Source document START

Ali Aghamirzaei

Personal information
- Born: 4 March 1993 (age 33) Bandar Anzali, Iran

Sport
- Country: Iran
- Sport: Canoe sprint

Medal record
Men's canoe sprint
Representing Iran
Asian Games
| Silver medal – second place | 2014 Incheon | K-2 1000 m |
| Bronze medal – third place | 2018 Jakarta–Palembang | K-4 500 m |
Asian Championships
| Gold medal – first place | 2015 Palembang | K-4 1000 m |
| Gold medal – first place | 2022 Rayong | K-1 1000 m |
| Gold medal – first place | 2022 Rayong | K-2 200 m |
| Gold medal – first place | 2022 Rayong | K-2 500 m |
| Gold medal – first place | 2022 Rayong | K-4 200 m |
| Gold medal – first place | 2022 Rayong | K-4 500 m |
| Gold medal – first place | 2022 Rayong | K-4 1000 m |
| Gold medal – first place | 2025 Nanchang | K-2 500 m |
| Silver medal – second place | 2013 Samarkand | K-2 500 m |
| Silver medal – second place | 2013 Samarkand | K-2 1000 m |
| Silver medal – second place | 2025 Nanchang | K-1 1000 m |
| Bronze medal – third place | 2017 Shanghai | K-1 1000 m |
| Bronze medal – third place | 2015 Palembang | K-2 1000 m |
| Bronze medal – third place | 2024 Tokyo | K-1 200 m |
| Bronze medal – third place | 2024 Tokyo | K-1 1000 m |
| Bronze medal – third place | 2025 Nanchang | K-1 500 m |

= Ali Aghamirzaei =

Iranian canoeist (born 1993)

Ali Aghamirzaei Jenaghrad (علی آقامیرزایی جناقرد; born 4 March 1993 in Bandar Anzali) is an Iranian canoeist. He represented Iran at the 2020 Summer Olympics in Tokyo, competing in men's K-1 1000 metres.

Source document END
Excerpted data START

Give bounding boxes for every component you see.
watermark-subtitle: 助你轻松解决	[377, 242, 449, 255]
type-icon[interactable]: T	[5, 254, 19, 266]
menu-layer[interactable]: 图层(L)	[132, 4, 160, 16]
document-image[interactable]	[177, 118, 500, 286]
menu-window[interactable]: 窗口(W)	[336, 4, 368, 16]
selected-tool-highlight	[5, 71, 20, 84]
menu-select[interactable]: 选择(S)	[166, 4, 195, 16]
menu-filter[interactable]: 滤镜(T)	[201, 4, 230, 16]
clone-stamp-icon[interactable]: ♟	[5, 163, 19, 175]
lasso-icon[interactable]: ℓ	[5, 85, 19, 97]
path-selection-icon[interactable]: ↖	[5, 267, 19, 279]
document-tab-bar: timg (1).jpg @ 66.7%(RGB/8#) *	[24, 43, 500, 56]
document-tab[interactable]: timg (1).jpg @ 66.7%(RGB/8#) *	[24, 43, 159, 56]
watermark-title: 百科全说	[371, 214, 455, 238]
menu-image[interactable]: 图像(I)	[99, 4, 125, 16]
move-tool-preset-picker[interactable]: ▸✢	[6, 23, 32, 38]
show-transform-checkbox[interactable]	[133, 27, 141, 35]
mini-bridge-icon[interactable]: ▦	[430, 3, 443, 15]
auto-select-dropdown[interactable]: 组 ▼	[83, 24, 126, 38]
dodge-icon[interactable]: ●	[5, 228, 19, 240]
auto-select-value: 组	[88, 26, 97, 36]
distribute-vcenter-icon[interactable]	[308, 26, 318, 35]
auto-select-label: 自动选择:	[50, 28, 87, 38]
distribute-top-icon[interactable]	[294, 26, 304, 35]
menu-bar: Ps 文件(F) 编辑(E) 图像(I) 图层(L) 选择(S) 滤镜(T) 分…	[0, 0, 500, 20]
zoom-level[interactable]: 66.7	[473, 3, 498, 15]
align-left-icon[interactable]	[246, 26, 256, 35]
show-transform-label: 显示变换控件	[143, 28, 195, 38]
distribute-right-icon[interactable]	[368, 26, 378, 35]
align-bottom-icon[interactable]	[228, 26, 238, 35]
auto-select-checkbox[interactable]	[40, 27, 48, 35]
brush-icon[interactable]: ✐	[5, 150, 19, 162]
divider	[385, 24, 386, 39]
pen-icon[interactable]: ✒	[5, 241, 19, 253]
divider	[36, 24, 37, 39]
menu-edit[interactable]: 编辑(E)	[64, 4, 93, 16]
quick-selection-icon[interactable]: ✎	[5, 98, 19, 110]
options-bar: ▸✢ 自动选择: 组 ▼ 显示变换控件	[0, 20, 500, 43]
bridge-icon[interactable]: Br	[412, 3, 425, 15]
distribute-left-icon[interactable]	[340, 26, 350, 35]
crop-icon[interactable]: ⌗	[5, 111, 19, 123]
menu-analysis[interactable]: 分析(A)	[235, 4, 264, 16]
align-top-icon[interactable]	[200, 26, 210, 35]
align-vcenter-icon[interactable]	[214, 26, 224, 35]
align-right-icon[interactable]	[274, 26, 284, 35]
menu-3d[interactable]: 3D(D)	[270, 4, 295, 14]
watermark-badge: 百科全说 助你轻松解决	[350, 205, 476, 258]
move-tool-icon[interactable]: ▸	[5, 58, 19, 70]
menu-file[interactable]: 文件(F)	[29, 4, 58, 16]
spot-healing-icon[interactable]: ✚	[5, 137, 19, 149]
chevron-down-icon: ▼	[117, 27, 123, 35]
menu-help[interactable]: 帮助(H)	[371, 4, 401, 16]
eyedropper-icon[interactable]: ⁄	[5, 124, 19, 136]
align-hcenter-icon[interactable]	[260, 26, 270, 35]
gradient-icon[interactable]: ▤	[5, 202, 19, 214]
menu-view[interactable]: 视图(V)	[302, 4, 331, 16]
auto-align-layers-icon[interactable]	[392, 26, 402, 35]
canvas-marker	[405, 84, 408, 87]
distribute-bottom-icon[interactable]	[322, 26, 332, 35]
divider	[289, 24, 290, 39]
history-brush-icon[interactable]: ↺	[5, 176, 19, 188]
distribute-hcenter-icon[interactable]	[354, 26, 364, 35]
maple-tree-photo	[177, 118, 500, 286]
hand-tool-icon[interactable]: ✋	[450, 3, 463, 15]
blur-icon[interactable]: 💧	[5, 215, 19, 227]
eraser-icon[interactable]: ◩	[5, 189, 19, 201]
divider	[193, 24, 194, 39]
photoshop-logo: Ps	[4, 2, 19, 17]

Excerpted data END

### [What you should do]
Answer these from the Ali Aghamirzaei profile:
1. In what city was he born?
2. In which event did he compete at the 2020 Summer Olympics?
3. What medal did he win at the 2014 Asian Games in Incheon, and in what event?

### [Response to this exercise]
1. Bandar Anzali, Iran
2. Men's K-1 1000 metres
3. Silver, in the K-2 1000 m